GOAL.
In the data that follows, count every line holding the string "country" and give the count alone.

Dataset excerpt.
━━━━━━

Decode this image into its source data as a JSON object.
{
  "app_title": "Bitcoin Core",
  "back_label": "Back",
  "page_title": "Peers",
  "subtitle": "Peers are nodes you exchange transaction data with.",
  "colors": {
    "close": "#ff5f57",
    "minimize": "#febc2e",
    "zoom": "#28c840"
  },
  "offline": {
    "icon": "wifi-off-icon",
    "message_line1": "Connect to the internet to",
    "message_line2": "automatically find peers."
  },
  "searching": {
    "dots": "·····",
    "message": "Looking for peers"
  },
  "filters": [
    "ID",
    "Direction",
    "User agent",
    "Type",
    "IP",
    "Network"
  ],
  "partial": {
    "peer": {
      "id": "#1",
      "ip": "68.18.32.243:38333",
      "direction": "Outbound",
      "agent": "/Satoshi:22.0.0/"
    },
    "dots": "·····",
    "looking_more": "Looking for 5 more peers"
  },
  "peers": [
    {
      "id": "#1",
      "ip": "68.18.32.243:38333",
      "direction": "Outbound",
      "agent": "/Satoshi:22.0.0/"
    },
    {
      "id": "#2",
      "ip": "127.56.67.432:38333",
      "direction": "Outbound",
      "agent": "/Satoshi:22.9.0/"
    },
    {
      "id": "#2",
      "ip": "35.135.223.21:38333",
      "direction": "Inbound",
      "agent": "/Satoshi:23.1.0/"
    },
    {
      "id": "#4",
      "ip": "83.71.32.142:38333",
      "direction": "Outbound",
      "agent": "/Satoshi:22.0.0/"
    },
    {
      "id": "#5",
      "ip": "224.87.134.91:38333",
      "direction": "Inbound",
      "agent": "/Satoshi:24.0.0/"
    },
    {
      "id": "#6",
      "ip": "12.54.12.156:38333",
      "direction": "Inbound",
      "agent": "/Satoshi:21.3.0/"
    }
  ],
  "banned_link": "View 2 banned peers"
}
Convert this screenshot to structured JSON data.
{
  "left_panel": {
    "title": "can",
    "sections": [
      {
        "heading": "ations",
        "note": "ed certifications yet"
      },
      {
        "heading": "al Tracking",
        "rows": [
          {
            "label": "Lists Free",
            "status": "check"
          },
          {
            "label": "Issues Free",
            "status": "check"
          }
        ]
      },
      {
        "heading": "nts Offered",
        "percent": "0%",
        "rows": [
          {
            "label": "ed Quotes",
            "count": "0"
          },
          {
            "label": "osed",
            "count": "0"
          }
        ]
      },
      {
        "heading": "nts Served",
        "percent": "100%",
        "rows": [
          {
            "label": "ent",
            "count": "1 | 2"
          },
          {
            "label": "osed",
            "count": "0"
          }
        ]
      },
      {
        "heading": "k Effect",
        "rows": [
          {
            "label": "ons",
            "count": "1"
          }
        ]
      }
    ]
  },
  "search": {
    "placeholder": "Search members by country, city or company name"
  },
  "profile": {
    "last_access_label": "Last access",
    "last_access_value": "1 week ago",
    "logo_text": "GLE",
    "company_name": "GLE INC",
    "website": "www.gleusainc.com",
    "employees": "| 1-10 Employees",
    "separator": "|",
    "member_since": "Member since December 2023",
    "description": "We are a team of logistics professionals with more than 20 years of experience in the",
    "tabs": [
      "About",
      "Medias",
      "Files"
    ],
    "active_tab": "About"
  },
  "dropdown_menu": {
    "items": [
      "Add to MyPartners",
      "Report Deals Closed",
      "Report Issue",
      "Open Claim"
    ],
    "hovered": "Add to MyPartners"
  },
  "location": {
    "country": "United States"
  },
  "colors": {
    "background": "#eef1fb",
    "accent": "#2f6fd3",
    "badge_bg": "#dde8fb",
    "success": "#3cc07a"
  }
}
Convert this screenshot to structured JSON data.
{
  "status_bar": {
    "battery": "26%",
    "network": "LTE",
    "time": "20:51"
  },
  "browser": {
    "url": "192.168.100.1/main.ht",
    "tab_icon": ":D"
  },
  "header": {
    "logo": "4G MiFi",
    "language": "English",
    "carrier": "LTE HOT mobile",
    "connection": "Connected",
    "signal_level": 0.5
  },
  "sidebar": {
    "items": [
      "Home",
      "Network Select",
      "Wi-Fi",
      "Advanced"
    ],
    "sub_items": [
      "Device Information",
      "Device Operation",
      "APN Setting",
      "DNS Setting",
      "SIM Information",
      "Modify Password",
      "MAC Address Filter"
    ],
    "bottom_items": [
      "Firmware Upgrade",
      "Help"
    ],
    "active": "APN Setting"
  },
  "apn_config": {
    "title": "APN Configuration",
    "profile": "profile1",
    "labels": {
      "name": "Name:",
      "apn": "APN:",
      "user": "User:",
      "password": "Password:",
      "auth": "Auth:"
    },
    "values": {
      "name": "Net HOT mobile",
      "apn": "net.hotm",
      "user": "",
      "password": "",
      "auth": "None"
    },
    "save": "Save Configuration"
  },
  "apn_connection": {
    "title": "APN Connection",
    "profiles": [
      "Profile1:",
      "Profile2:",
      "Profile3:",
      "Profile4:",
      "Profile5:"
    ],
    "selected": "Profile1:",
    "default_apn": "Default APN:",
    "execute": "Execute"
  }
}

━━━━━━

FINAL RESULT.
2